### Task requirements
1. Answer these about the forum post on the water-cooling project:
(a) How many temperature sensors does the project have, and how many of them does the logic need?
(b) When the CPU temperature is over ambient, which valve should open?
(c) Which board heads the parts list?
2. Please copy word for word the stretch of the forum post on the water-cooling project from "Some may wonder" through "-Water-valve solenoid’s (2)".

### Excerpt to read
First project. Be gentle ;) Looking for advice on improving sketch, feasibility

Hey guys,

New to the forums. New to arduino. I did a couple basic raspberry pi diys with ambilight using hyperion. It was a blast. Since iv’e looked into a few different applications i could use a micro controller for and i have one iv’e been contemplating for a while. Here’s the gist

Computer custom water-cooling loop utilizing a secondary loop for added TEC cooling

The purpose of my arduino project is to look at two temp sensors and decide which solenoids should be open/closed as a result of the temp sensors. Now this project has 8 temp sensors in it… but only two are needed for the logic, the other 6 are simply readouts for my purposes. Hopefully later down the road i can display all of these sensor’s information onto a TFT shield.

Here’s the logic. If my CPU temp (water out to be exact, NOT actual core temp) sensor reads a temp that is lower than ambient temp, my logic needs to say, open bypass valve, close radiator loop valve. And vise versa, if the CPU temp is over ambient, open radiator valve, close bypass valve.

Some may wonder why i would even want to do this. For the sake of avoiding those questions, i’m using TEC to cool water to a sub ambient temp. I do not know how efficient this will be yet, its possible the processor will not heat the chilled water back up to ambient even. In this case i want to skip my radiator (as this will only rise my water temp back up to ambient).

Also i will have a setting to completely shut off the TEC’s off, and to just continue using the radiator loop. Hence i think this is a pretty simple, round-about way of accomplishing both of those things.

I can elaborate more if you need. Here’s my parts list for the code i have.

-Arduino Mega 2560

-Water-valve solenoid’s (2)

-TIP120 Darlington Transistor (2)

-1kohm resistor (2)

-1N4001 Diode (2)

### Raw data
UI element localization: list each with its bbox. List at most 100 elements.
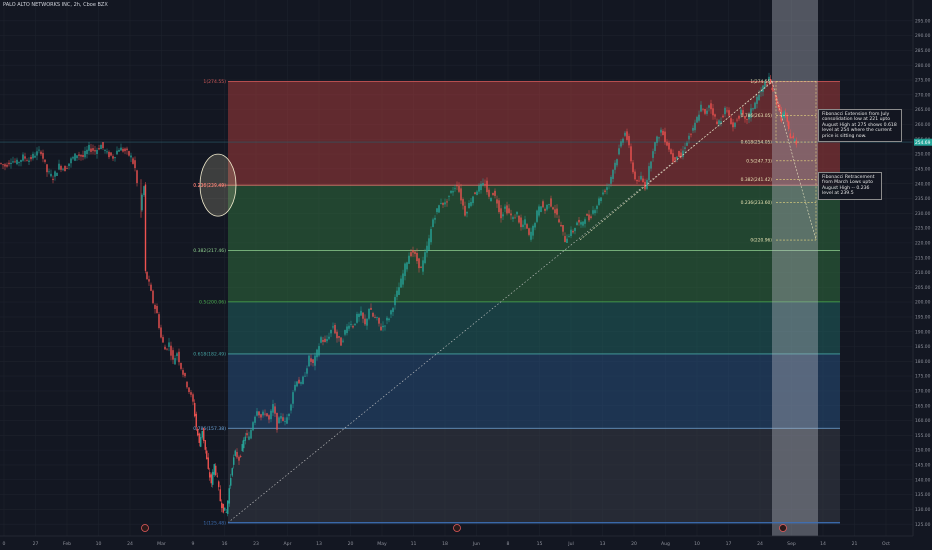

### Results of the tasks
1.
(a) Eight temperature sensors, two of which the logic needs.
(b) The radiator valve.
(c) The Arduino Mega 2560.

2.
Some may wonder why i would even want to do this. For the sake of avoiding those questions, i’m using TEC to cool water to a sub ambient temp. I do not know how efficient this will be yet, its possible the processor will not heat the chilled water back up to ambient even. In this case i want to skip my radiator (as this will only rise my water temp back up to ambient).

Also i will have a setting to completely shut off the TEC’s off, and to just continue using the radiator loop. Hence i think this is a pretty simple, round-about way of accomplishing both of those things.

I can elaborate more if you need. Here’s my parts list for the code i have.

-Arduino Mega 2560

-Water-valve solenoid’s (2)